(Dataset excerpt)
-------------------------

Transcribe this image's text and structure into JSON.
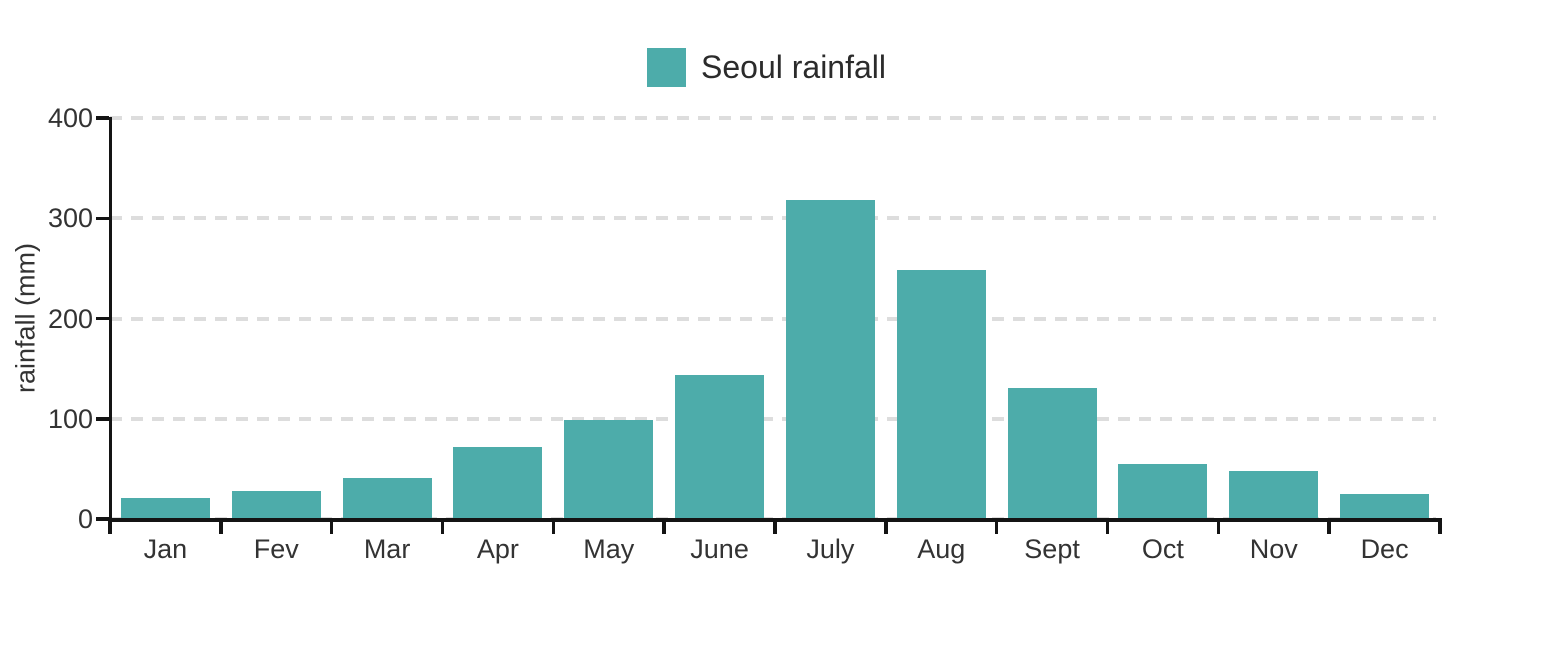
{
  "legend": {
    "label": "Seoul rainfall"
  },
  "colors": {
    "bar": "#4dacaa",
    "grid": "#dddddd",
    "axis": "#141414",
    "text": "#333333",
    "legend_text": "#2b2b2b"
  },
  "chart_data": {
    "type": "bar",
    "title": "Seoul rainfall",
    "categories": [
      "Jan",
      "Fev",
      "Mar",
      "Apr",
      "May",
      "June",
      "July",
      "Aug",
      "Sept",
      "Oct",
      "Nov",
      "Dec"
    ],
    "values": [
      21,
      28,
      41,
      72,
      99,
      144,
      318,
      248,
      131,
      55,
      48,
      25
    ],
    "xlabel": "",
    "ylabel": "rainfall (mm)",
    "ylim": [
      0,
      400
    ],
    "yticks": [
      0,
      100,
      200,
      300,
      400
    ],
    "grid": true,
    "grid_style": "dashed",
    "legend_position": "top-center",
    "bar_color": "#4dacaa"
  }
}
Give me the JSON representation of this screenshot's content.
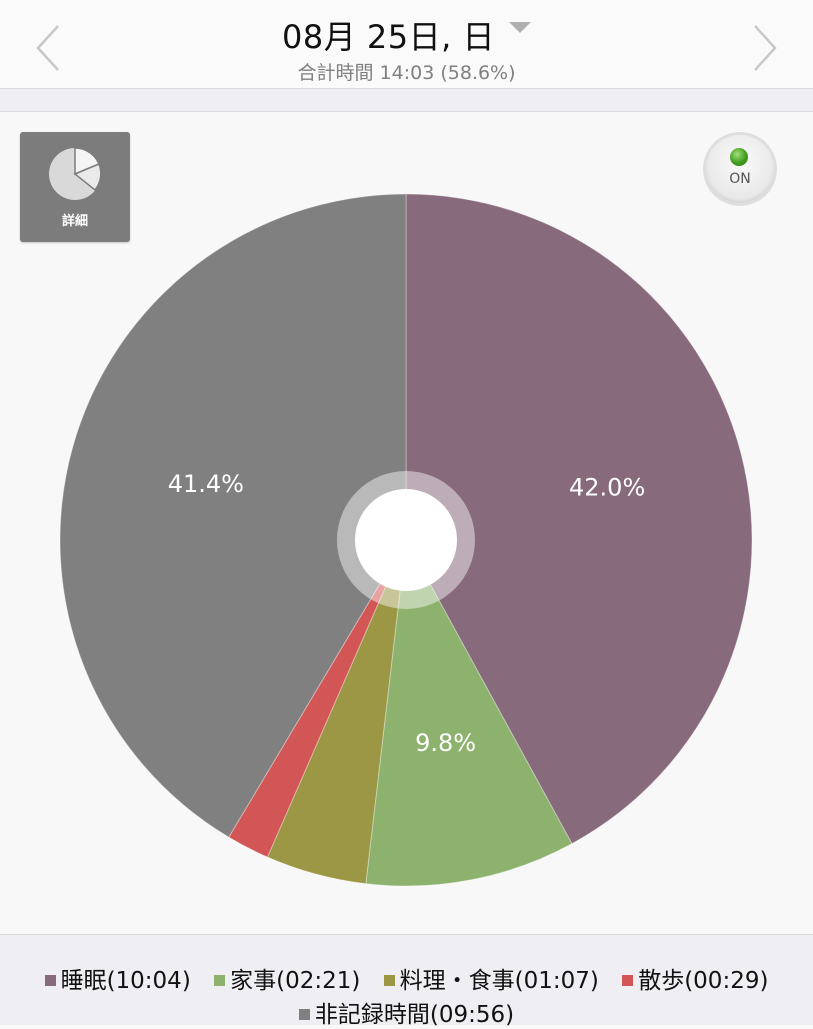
{
  "header": {
    "date": "08月 25日, 日",
    "subtitle": "合計時間 14:03 (58.6%)"
  },
  "detail_button": {
    "label": "詳細"
  },
  "toggle": {
    "label": "ON"
  },
  "colors": {
    "sleep": "#876a7b",
    "housework": "#8db26e",
    "cooking": "#9c9744",
    "walk": "#d35656",
    "unrecorded": "#808080"
  },
  "legend": {
    "items": [
      "睡眠(10:04)",
      "家事(02:21)",
      "料理・食事(01:07)",
      "散歩(00:29)",
      "非記録時間(09:56)"
    ]
  },
  "chart_data": {
    "type": "pie",
    "title": "",
    "slices": [
      {
        "label": "睡眠(10:04)",
        "value": 42.0,
        "color": "#876a7b",
        "data_label": "42.0%"
      },
      {
        "label": "家事(02:21)",
        "value": 9.8,
        "color": "#8db26e",
        "data_label": "9.8%"
      },
      {
        "label": "料理・食事(01:07)",
        "value": 4.7,
        "color": "#9c9744",
        "data_label": ""
      },
      {
        "label": "散歩(00:29)",
        "value": 2.0,
        "color": "#d35656",
        "data_label": ""
      },
      {
        "label": "非記録時間(09:56)",
        "value": 41.4,
        "color": "#808080",
        "data_label": "41.4%"
      }
    ],
    "start_angle_deg": 0,
    "direction": "clockwise",
    "legend_position": "bottom"
  }
}
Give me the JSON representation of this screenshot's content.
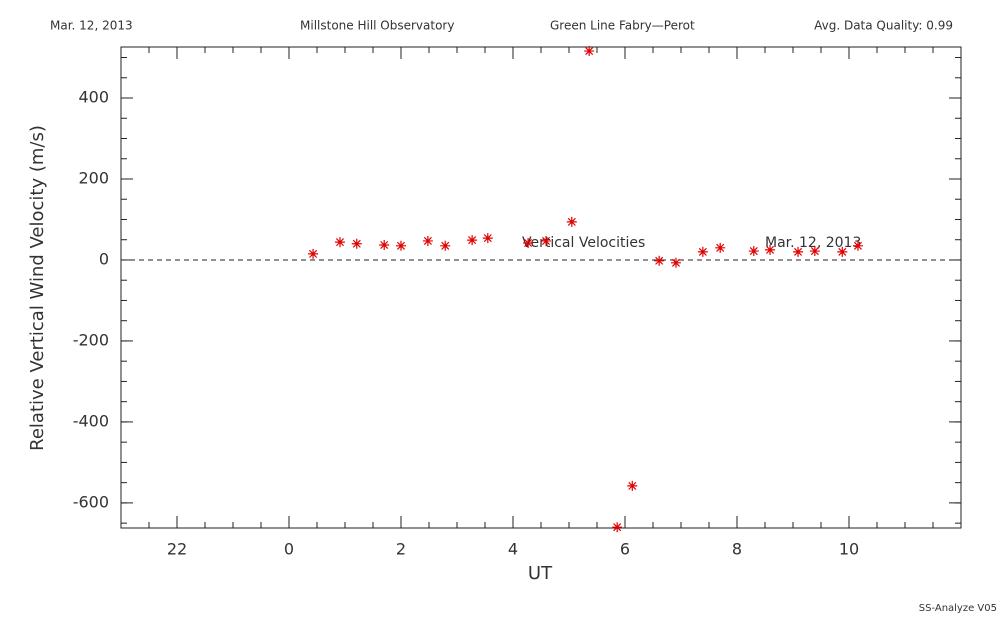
{
  "chart_data": {
    "type": "scatter",
    "header": [
      "Mar. 12, 2013",
      "Millstone Hill Observatory",
      "Green Line Fabry—Perot",
      "Avg. Data Quality: 0.99"
    ],
    "footer": "SS-Analyze V05",
    "xlabel": "UT",
    "ylabel": "Relative Vertical Wind Velocity  (m/s)",
    "annotations": [
      "Vertical Velocities",
      "Mar. 12, 2013"
    ],
    "xlim": [
      -3,
      12
    ],
    "ylim": [
      -662,
      526
    ],
    "xticks": [
      {
        "value": -2,
        "label": "22"
      },
      0,
      2,
      4,
      6,
      8,
      10
    ],
    "yticks": [
      -600,
      -400,
      -200,
      0,
      200,
      400
    ],
    "color": "#e00000",
    "series": [
      {
        "name": "Vertical Velocities",
        "x": [
          0.43,
          0.91,
          1.21,
          1.7,
          2.0,
          2.48,
          2.79,
          3.27,
          3.55,
          4.27,
          4.59,
          5.05,
          5.36,
          5.86,
          6.13,
          6.61,
          6.91,
          7.39,
          7.7,
          8.3,
          8.59,
          9.09,
          9.39,
          9.88,
          10.16
        ],
        "values": [
          15,
          44,
          40,
          37,
          35,
          47,
          35,
          49,
          54,
          42,
          47,
          94,
          516,
          -660,
          -558,
          -2,
          -7,
          20,
          30,
          22,
          25,
          20,
          22,
          20,
          35
        ]
      }
    ]
  }
}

-------------------------

## Problem to work on
Transcribe all of the entries word for word, but skip any pictures they contain.

## Task output
Transcribe this image's text and structure into JSON.
{
  "legend": {
    "label": "Seoul rainfall"
  },
  "colors": {
    "bar": "#4dacaa",
    "grid": "#dddddd",
    "axis": "#141414",
    "text": "#333333",
    "legend_text": "#2b2b2b"
  },
  "chart_data": {
    "type": "bar",
    "title": "Seoul rainfall",
    "categories": [
      "Jan",
      "Fev",
      "Mar",
      "Apr",
      "May",
      "June",
      "July",
      "Aug",
      "Sept",
      "Oct",
      "Nov",
      "Dec"
    ],
    "values": [
      21,
      28,
      41,
      72,
      99,
      144,
      318,
      248,
      131,
      55,
      48,
      25
    ],
    "xlabel": "",
    "ylabel": "rainfall (mm)",
    "ylim": [
      0,
      400
    ],
    "yticks": [
      0,
      100,
      200,
      300,
      400
    ],
    "grid": true,
    "grid_style": "dashed",
    "legend_position": "top-center",
    "bar_color": "#4dacaa"
  }
}
Give me the JSON representation of this screenshot's content.
{
  "header": {
    "date": "08月 25日, 日",
    "subtitle": "合計時間 14:03 (58.6%)"
  },
  "detail_button": {
    "label": "詳細"
  },
  "toggle": {
    "label": "ON"
  },
  "colors": {
    "sleep": "#876a7b",
    "housework": "#8db26e",
    "cooking": "#9c9744",
    "walk": "#d35656",
    "unrecorded": "#808080"
  },
  "legend": {
    "items": [
      "睡眠(10:04)",
      "家事(02:21)",
      "料理・食事(01:07)",
      "散歩(00:29)",
      "非記録時間(09:56)"
    ]
  },
  "chart_data": {
    "type": "pie",
    "title": "",
    "slices": [
      {
        "label": "睡眠(10:04)",
        "value": 42.0,
        "color": "#876a7b",
        "data_label": "42.0%"
      },
      {
        "label": "家事(02:21)",
        "value": 9.8,
        "color": "#8db26e",
        "data_label": "9.8%"
      },
      {
        "label": "料理・食事(01:07)",
        "value": 4.7,
        "color": "#9c9744",
        "data_label": ""
      },
      {
        "label": "散歩(00:29)",
        "value": 2.0,
        "color": "#d35656",
        "data_label": ""
      },
      {
        "label": "非記録時間(09:56)",
        "value": 41.4,
        "color": "#808080",
        "data_label": "41.4%"
      }
    ],
    "start_angle_deg": 0,
    "direction": "clockwise",
    "legend_position": "bottom"
  }
}
Give me the JSON representation of this screenshot's content.
{
  "chart_data": {
    "type": "scatter",
    "header": [
      "Mar. 12, 2013",
      "Millstone Hill Observatory",
      "Green Line Fabry—Perot",
      "Avg. Data Quality: 0.99"
    ],
    "footer": "SS-Analyze V05",
    "xlabel": "UT",
    "ylabel": "Relative Vertical Wind Velocity  (m/s)",
    "annotations": [
      "Vertical Velocities",
      "Mar. 12, 2013"
    ],
    "xlim": [
      -3,
      12
    ],
    "ylim": [
      -662,
      526
    ],
    "xticks": [
      {
        "value": -2,
        "label": "22"
      },
      0,
      2,
      4,
      6,
      8,
      10
    ],
    "yticks": [
      -600,
      -400,
      -200,
      0,
      200,
      400
    ],
    "color": "#e00000",
    "series": [
      {
        "name": "Vertical Velocities",
        "x": [
          0.43,
          0.91,
          1.21,
          1.7,
          2.0,
          2.48,
          2.79,
          3.27,
          3.55,
          4.27,
          4.59,
          5.05,
          5.36,
          5.86,
          6.13,
          6.61,
          6.91,
          7.39,
          7.7,
          8.3,
          8.59,
          9.09,
          9.39,
          9.88,
          10.16
        ],
        "values": [
          15,
          44,
          40,
          37,
          35,
          47,
          35,
          49,
          54,
          42,
          47,
          94,
          516,
          -660,
          -558,
          -2,
          -7,
          20,
          30,
          22,
          25,
          20,
          22,
          20,
          35
        ]
      }
    ]
  }
}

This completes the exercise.